> **ZADANIE**: Przytocz ponownie bez żadnych zmian wiersze zapisów, zaczynając od ich początku i kończąc na wierszu zawierającym „button[interactable]: CpsLite: [11, 577, 589, 679]”, łącznie z tym wierszem.
----- PRZEDSTAWIONE DANE -----
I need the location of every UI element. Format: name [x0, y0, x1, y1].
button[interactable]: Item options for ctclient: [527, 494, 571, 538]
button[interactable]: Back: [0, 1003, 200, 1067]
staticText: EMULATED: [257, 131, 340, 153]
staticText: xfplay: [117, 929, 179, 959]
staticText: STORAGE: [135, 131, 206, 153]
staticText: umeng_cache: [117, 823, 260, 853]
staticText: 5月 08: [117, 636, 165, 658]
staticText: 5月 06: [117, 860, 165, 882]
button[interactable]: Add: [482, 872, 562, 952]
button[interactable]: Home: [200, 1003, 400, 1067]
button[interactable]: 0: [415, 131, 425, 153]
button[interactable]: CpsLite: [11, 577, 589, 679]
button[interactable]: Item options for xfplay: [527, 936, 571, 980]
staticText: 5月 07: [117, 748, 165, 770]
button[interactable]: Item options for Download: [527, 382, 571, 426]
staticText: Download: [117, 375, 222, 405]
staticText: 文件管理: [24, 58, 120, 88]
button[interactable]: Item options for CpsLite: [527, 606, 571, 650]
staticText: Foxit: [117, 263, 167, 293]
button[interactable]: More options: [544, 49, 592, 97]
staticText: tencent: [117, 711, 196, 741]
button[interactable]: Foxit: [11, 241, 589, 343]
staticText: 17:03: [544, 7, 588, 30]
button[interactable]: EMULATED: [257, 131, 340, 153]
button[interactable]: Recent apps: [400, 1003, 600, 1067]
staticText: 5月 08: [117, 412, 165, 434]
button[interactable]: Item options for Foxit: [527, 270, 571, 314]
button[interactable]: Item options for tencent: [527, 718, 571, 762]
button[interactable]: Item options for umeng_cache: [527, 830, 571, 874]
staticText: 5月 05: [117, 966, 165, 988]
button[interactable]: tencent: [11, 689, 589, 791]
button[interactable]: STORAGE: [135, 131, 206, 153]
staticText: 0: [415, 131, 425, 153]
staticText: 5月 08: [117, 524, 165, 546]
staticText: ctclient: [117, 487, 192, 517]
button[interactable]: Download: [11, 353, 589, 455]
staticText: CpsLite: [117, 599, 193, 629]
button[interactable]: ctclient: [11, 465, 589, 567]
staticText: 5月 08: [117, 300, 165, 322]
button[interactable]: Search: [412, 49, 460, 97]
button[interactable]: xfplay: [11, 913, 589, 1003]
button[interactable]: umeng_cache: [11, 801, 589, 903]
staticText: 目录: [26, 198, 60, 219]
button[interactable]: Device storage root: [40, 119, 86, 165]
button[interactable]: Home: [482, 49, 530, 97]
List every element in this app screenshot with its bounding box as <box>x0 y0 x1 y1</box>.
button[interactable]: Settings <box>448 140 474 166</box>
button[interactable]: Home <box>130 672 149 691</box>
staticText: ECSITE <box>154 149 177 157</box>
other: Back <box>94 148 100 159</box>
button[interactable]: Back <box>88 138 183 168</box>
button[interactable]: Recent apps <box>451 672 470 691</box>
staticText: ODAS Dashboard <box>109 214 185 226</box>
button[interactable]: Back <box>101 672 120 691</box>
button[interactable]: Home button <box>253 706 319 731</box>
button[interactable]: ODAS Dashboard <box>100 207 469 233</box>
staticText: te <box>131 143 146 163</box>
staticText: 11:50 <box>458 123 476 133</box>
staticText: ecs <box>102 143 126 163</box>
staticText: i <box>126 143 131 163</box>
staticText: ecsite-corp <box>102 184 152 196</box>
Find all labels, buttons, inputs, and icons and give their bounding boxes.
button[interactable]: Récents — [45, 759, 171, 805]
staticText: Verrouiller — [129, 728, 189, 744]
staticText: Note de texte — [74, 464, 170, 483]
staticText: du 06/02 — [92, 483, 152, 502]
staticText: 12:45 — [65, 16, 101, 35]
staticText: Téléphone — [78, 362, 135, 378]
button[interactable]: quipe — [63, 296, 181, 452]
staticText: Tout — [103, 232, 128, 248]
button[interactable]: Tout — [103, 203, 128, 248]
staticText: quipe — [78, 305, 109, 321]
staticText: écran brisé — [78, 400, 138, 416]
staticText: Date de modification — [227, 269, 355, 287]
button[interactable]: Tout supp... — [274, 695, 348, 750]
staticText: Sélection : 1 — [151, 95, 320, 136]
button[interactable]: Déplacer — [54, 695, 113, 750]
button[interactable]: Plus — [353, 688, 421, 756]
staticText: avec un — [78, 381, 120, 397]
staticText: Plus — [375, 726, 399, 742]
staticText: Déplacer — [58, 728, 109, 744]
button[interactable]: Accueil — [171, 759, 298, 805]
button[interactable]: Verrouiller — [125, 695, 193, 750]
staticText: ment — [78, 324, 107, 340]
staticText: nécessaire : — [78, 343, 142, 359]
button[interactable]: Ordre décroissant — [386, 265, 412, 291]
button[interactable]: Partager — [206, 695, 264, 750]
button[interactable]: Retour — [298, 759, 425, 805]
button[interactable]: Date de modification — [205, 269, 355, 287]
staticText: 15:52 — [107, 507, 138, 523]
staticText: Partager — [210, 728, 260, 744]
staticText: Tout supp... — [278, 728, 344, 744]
-----
> **ODPOWIEDŹ PISEMNA**:
I need the location of every UI element. Format: name [x0, y0, x1, y1].
button[interactable]: Item options for ctclient: [527, 494, 571, 538]
button[interactable]: Back: [0, 1003, 200, 1067]
staticText: EMULATED: [257, 131, 340, 153]
staticText: xfplay: [117, 929, 179, 959]
staticText: STORAGE: [135, 131, 206, 153]
staticText: umeng_cache: [117, 823, 260, 853]
staticText: 5月 08: [117, 636, 165, 658]
staticText: 5月 06: [117, 860, 165, 882]
button[interactable]: Add: [482, 872, 562, 952]
button[interactable]: Home: [200, 1003, 400, 1067]
button[interactable]: 0: [415, 131, 425, 153]
button[interactable]: CpsLite: [11, 577, 589, 679]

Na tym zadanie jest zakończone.